▶ The request
Pictures don't belong in the copy. Set down the lines from the one containing "Decode this image" through the last line, exactly as they are.
--
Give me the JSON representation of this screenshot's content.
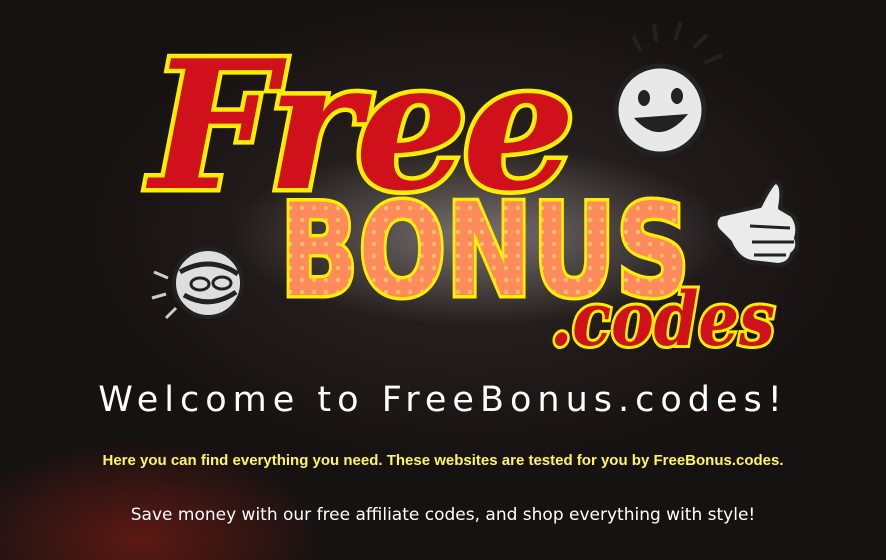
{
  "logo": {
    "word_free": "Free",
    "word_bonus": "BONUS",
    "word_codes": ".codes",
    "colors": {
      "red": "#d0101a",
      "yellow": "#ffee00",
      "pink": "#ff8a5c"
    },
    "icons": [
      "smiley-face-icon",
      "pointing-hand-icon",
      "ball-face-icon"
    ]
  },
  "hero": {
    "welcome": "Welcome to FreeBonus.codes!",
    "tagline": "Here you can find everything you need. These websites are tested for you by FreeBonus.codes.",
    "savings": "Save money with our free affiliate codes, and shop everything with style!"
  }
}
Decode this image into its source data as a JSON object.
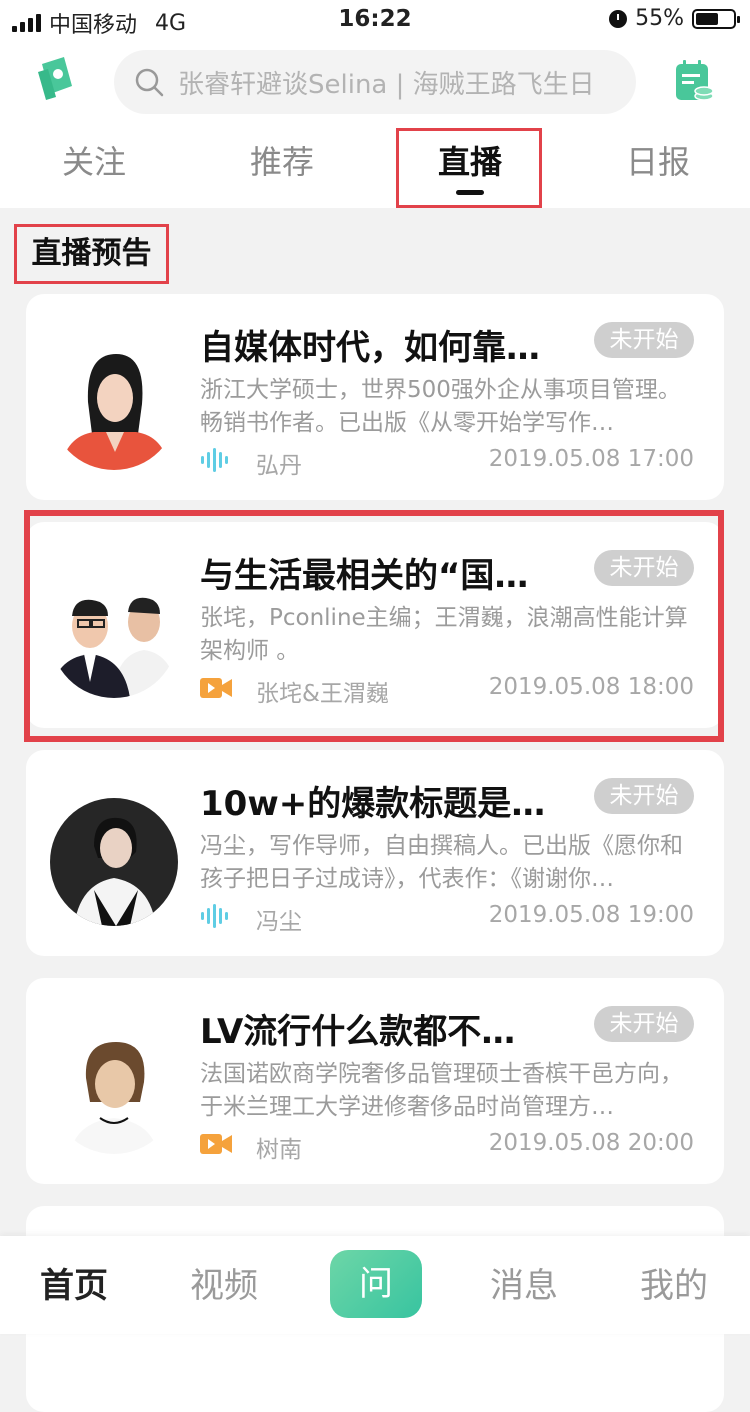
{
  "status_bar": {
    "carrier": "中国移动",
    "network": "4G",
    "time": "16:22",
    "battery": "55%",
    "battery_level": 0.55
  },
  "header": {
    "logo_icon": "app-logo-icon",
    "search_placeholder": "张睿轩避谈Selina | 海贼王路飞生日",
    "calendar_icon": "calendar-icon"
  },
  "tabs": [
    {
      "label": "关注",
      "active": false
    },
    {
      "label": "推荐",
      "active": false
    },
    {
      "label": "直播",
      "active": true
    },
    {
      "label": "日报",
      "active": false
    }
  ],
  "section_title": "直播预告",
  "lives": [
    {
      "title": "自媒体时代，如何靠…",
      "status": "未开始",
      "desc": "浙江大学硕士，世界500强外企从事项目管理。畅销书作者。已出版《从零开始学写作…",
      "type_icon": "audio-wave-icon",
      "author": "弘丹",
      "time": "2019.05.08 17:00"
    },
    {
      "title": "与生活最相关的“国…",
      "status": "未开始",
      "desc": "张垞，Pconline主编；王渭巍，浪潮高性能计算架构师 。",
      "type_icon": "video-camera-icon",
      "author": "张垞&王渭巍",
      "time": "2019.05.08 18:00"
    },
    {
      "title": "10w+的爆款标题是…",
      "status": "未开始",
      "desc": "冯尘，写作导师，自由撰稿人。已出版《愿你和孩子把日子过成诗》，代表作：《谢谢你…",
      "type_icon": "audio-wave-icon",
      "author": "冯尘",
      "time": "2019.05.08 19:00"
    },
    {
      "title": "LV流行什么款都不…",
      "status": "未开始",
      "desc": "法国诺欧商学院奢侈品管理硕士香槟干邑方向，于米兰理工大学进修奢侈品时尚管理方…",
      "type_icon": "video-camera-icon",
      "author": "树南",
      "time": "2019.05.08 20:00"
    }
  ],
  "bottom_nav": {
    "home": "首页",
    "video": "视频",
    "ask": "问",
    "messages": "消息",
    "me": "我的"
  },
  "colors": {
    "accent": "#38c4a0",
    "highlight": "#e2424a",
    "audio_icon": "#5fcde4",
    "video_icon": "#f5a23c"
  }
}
--
▶ Exercise result
Decode this image into its source data as a JSON object.
{
  "status_bar": {
    "carrier": "中国移动",
    "network": "4G",
    "time": "16:22",
    "battery": "55%",
    "battery_level": 0.55
  },
  "header": {
    "logo_icon": "app-logo-icon",
    "search_placeholder": "张睿轩避谈Selina | 海贼王路飞生日",
    "calendar_icon": "calendar-icon"
  },
  "tabs": [
    {
      "label": "关注",
      "active": false
    },
    {
      "label": "推荐",
      "active": false
    },
    {
      "label": "直播",
      "active": true
    },
    {
      "label": "日报",
      "active": false
    }
  ],
  "section_title": "直播预告",
  "lives": [
    {
      "title": "自媒体时代，如何靠…",
      "status": "未开始",
      "desc": "浙江大学硕士，世界500强外企从事项目管理。畅销书作者。已出版《从零开始学写作…",
      "type_icon": "audio-wave-icon",
      "author": "弘丹",
      "time": "2019.05.08 17:00"
    },
    {
      "title": "与生活最相关的“国…",
      "status": "未开始",
      "desc": "张垞，Pconline主编；王渭巍，浪潮高性能计算架构师 。",
      "type_icon": "video-camera-icon",
      "author": "张垞&王渭巍",
      "time": "2019.05.08 18:00"
    },
    {
      "title": "10w+的爆款标题是…",
      "status": "未开始",
      "desc": "冯尘，写作导师，自由撰稿人。已出版《愿你和孩子把日子过成诗》，代表作：《谢谢你…",
      "type_icon": "audio-wave-icon",
      "author": "冯尘",
      "time": "2019.05.08 19:00"
    },
    {
      "title": "LV流行什么款都不…",
      "status": "未开始",
      "desc": "法国诺欧商学院奢侈品管理硕士香槟干邑方向，于米兰理工大学进修奢侈品时尚管理方…",
      "type_icon": "video-camera-icon",
      "author": "树南",
      "time": "2019.05.08 20:00"
    }
  ],
  "bottom_nav": {
    "home": "首页",
    "video": "视频",
    "ask": "问",
    "messages": "消息",
    "me": "我的"
  },
  "colors": {
    "accent": "#38c4a0",
    "highlight": "#e2424a",
    "audio_icon": "#5fcde4",
    "video_icon": "#f5a23c"
  }
}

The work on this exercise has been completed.